Transcribe all records exactly.

===============

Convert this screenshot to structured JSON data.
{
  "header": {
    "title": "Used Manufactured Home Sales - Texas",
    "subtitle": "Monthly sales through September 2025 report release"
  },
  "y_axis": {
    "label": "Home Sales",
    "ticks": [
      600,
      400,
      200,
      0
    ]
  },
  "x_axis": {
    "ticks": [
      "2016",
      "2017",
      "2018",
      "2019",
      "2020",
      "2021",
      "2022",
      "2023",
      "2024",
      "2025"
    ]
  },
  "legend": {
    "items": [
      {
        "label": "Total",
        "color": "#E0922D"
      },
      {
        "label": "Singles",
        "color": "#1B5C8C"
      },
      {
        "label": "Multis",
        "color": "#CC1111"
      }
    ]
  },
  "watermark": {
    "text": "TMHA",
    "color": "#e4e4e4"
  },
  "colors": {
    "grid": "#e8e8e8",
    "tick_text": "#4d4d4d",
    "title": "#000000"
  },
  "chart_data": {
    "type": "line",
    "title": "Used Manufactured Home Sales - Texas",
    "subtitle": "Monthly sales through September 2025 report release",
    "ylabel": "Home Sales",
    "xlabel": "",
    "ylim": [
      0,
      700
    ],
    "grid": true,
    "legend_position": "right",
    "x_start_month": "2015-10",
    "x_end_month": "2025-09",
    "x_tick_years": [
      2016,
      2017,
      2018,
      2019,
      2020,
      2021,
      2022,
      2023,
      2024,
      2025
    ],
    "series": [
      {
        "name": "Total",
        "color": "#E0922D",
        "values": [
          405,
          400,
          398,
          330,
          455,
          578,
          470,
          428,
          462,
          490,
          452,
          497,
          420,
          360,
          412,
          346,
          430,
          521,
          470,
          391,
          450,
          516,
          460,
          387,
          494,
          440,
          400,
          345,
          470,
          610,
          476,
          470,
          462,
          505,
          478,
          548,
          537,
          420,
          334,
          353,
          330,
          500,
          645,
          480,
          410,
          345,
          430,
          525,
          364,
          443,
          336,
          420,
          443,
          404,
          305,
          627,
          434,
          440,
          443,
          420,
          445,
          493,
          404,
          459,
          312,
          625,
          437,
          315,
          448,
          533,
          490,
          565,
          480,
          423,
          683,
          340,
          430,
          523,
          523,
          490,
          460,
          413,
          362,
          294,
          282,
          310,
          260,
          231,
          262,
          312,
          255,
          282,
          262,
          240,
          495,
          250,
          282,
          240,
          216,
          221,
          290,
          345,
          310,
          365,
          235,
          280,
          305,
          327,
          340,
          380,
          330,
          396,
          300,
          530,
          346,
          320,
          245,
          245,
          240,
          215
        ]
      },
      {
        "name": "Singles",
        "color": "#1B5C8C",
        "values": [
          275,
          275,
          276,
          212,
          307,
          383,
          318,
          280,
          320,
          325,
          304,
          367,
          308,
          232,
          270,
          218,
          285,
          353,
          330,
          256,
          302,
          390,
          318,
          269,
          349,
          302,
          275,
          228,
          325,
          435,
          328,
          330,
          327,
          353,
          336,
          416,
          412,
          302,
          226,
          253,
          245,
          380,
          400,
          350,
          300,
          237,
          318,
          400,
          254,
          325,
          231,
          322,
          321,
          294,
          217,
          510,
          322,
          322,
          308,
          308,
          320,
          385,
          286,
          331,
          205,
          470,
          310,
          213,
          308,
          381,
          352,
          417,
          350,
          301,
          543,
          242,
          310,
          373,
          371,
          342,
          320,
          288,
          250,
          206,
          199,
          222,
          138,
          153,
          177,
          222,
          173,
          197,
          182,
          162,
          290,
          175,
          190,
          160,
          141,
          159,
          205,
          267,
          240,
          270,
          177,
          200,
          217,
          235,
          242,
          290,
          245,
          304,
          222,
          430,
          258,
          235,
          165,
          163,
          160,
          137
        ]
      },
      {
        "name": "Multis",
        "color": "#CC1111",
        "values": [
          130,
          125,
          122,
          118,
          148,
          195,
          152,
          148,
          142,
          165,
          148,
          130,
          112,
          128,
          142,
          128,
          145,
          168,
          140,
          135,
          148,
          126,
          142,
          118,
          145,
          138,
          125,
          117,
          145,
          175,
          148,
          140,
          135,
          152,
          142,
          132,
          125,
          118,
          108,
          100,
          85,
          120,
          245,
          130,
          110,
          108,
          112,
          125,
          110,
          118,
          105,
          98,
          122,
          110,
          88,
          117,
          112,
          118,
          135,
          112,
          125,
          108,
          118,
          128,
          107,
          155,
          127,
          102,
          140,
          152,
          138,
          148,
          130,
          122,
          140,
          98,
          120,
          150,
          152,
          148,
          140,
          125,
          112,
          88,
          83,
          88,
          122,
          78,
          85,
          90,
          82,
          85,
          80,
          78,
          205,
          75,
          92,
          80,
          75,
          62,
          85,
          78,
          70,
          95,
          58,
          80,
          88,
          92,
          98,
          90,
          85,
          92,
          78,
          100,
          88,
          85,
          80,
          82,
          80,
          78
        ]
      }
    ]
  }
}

===============

* **PROBLEM SOLUTION**
Convert this screenshot to structured JSON data.
{
  "header": {
    "title": "Used Manufactured Home Sales - Texas",
    "subtitle": "Monthly sales through September 2025 report release"
  },
  "y_axis": {
    "label": "Home Sales",
    "ticks": [
      600,
      400,
      200,
      0
    ]
  },
  "x_axis": {
    "ticks": [
      "2016",
      "2017",
      "2018",
      "2019",
      "2020",
      "2021",
      "2022",
      "2023",
      "2024",
      "2025"
    ]
  },
  "legend": {
    "items": [
      {
        "label": "Total",
        "color": "#E0922D"
      },
      {
        "label": "Singles",
        "color": "#1B5C8C"
      },
      {
        "label": "Multis",
        "color": "#CC1111"
      }
    ]
  },
  "watermark": {
    "text": "TMHA",
    "color": "#e4e4e4"
  },
  "colors": {
    "grid": "#e8e8e8",
    "tick_text": "#4d4d4d",
    "title": "#000000"
  },
  "chart_data": {
    "type": "line",
    "title": "Used Manufactured Home Sales - Texas",
    "subtitle": "Monthly sales through September 2025 report release",
    "ylabel": "Home Sales",
    "xlabel": "",
    "ylim": [
      0,
      700
    ],
    "grid": true,
    "legend_position": "right",
    "x_start_month": "2015-10",
    "x_end_month": "2025-09",
    "x_tick_years": [
      2016,
      2017,
      2018,
      2019,
      2020,
      2021,
      2022,
      2023,
      2024,
      2025
    ],
    "series": [
      {
        "name": "Total",
        "color": "#E0922D",
        "values": [
          405,
          400,
          398,
          330,
          455,
          578,
          470,
          428,
          462,
          490,
          452,
          497,
          420,
          360,
          412,
          346,
          430,
          521,
          470,
          391,
          450,
          516,
          460,
          387,
          494,
          440,
          400,
          345,
          470,
          610,
          476,
          470,
          462,
          505,
          478,
          548,
          537,
          420,
          334,
          353,
          330,
          500,
          645,
          480,
          410,
          345,
          430,
          525,
          364,
          443,
          336,
          420,
          443,
          404,
          305,
          627,
          434,
          440,
          443,
          420,
          445,
          493,
          404,
          459,
          312,
          625,
          437,
          315,
          448,
          533,
          490,
          565,
          480,
          423,
          683,
          340,
          430,
          523,
          523,
          490,
          460,
          413,
          362,
          294,
          282,
          310,
          260,
          231,
          262,
          312,
          255,
          282,
          262,
          240,
          495,
          250,
          282,
          240,
          216,
          221,
          290,
          345,
          310,
          365,
          235,
          280,
          305,
          327,
          340,
          380,
          330,
          396,
          300,
          530,
          346,
          320,
          245,
          245,
          240,
          215
        ]
      },
      {
        "name": "Singles",
        "color": "#1B5C8C",
        "values": [
          275,
          275,
          276,
          212,
          307,
          383,
          318,
          280,
          320,
          325,
          304,
          367,
          308,
          232,
          270,
          218,
          285,
          353,
          330,
          256,
          302,
          390,
          318,
          269,
          349,
          302,
          275,
          228,
          325,
          435,
          328,
          330,
          327,
          353,
          336,
          416,
          412,
          302,
          226,
          253,
          245,
          380,
          400,
          350,
          300,
          237,
          318,
          400,
          254,
          325,
          231,
          322,
          321,
          294,
          217,
          510,
          322,
          322,
          308,
          308,
          320,
          385,
          286,
          331,
          205,
          470,
          310,
          213,
          308,
          381,
          352,
          417,
          350,
          301,
          543,
          242,
          310,
          373,
          371,
          342,
          320,
          288,
          250,
          206,
          199,
          222,
          138,
          153,
          177,
          222,
          173,
          197,
          182,
          162,
          290,
          175,
          190,
          160,
          141,
          159,
          205,
          267,
          240,
          270,
          177,
          200,
          217,
          235,
          242,
          290,
          245,
          304,
          222,
          430,
          258,
          235,
          165,
          163,
          160,
          137
        ]
      },
      {
        "name": "Multis",
        "color": "#CC1111",
        "values": [
          130,
          125,
          122,
          118,
          148,
          195,
          152,
          148,
          142,
          165,
          148,
          130,
          112,
          128,
          142,
          128,
          145,
          168,
          140,
          135,
          148,
          126,
          142,
          118,
          145,
          138,
          125,
          117,
          145,
          175,
          148,
          140,
          135,
          152,
          142,
          132,
          125,
          118,
          108,
          100,
          85,
          120,
          245,
          130,
          110,
          108,
          112,
          125,
          110,
          118,
          105,
          98,
          122,
          110,
          88,
          117,
          112,
          118,
          135,
          112,
          125,
          108,
          118,
          128,
          107,
          155,
          127,
          102,
          140,
          152,
          138,
          148,
          130,
          122,
          140,
          98,
          120,
          150,
          152,
          148,
          140,
          125,
          112,
          88,
          83,
          88,
          122,
          78,
          85,
          90,
          82,
          85,
          80,
          78,
          205,
          75,
          92,
          80,
          75,
          62,
          85,
          78,
          70,
          95,
          58,
          80,
          88,
          92,
          98,
          90,
          85,
          92,
          78,
          100,
          88,
          85,
          80,
          82,
          80,
          78
        ]
      }
    ]
  }
}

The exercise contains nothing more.